> _MATERIAL TO PROCESS_
========

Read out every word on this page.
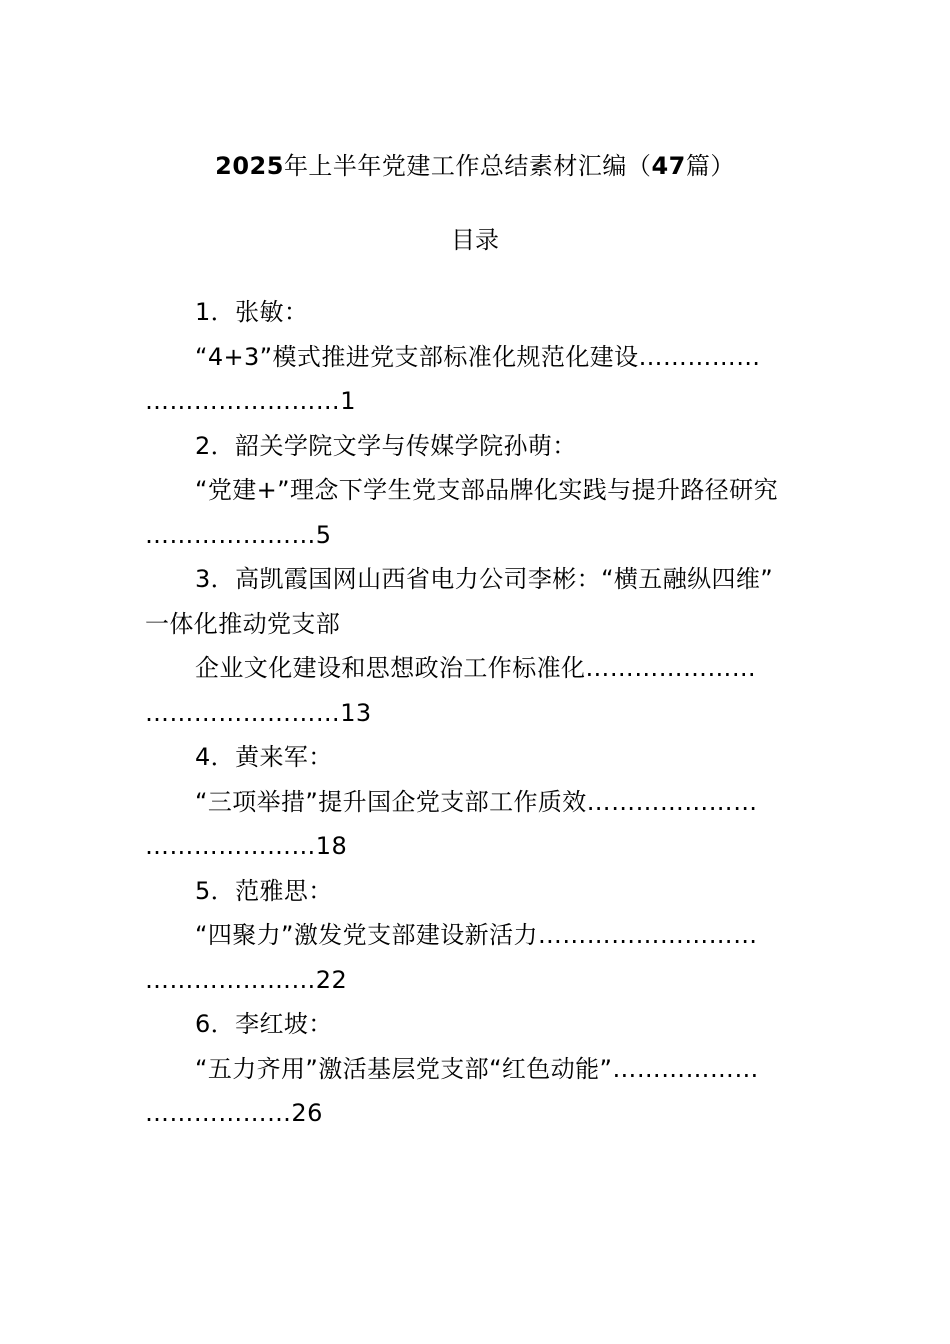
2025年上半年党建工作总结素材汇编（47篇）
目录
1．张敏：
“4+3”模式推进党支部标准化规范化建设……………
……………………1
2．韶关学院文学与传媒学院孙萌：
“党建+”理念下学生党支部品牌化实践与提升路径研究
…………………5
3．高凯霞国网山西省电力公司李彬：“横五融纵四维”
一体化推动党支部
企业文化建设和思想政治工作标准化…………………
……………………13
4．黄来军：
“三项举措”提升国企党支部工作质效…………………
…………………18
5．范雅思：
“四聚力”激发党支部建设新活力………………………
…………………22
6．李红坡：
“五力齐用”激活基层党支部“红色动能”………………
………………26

========

Every line above should be returned exactly; the pictures stay out.

Read out every word on this page.
2025年上半年党建工作总结素材汇编（47篇）
目录
1．张敏：
“4+3”模式推进党支部标准化规范化建设……………
……………………1
2．韶关学院文学与传媒学院孙萌：
“党建+”理念下学生党支部品牌化实践与提升路径研究
…………………5
3．高凯霞国网山西省电力公司李彬：“横五融纵四维”
一体化推动党支部
企业文化建设和思想政治工作标准化…………………
……………………13
4．黄来军：
“三项举措”提升国企党支部工作质效…………………
…………………18
5．范雅思：
“四聚力”激发党支部建设新活力………………………
…………………22
6．李红坡：
“五力齐用”激活基层党支部“红色动能”………………
………………26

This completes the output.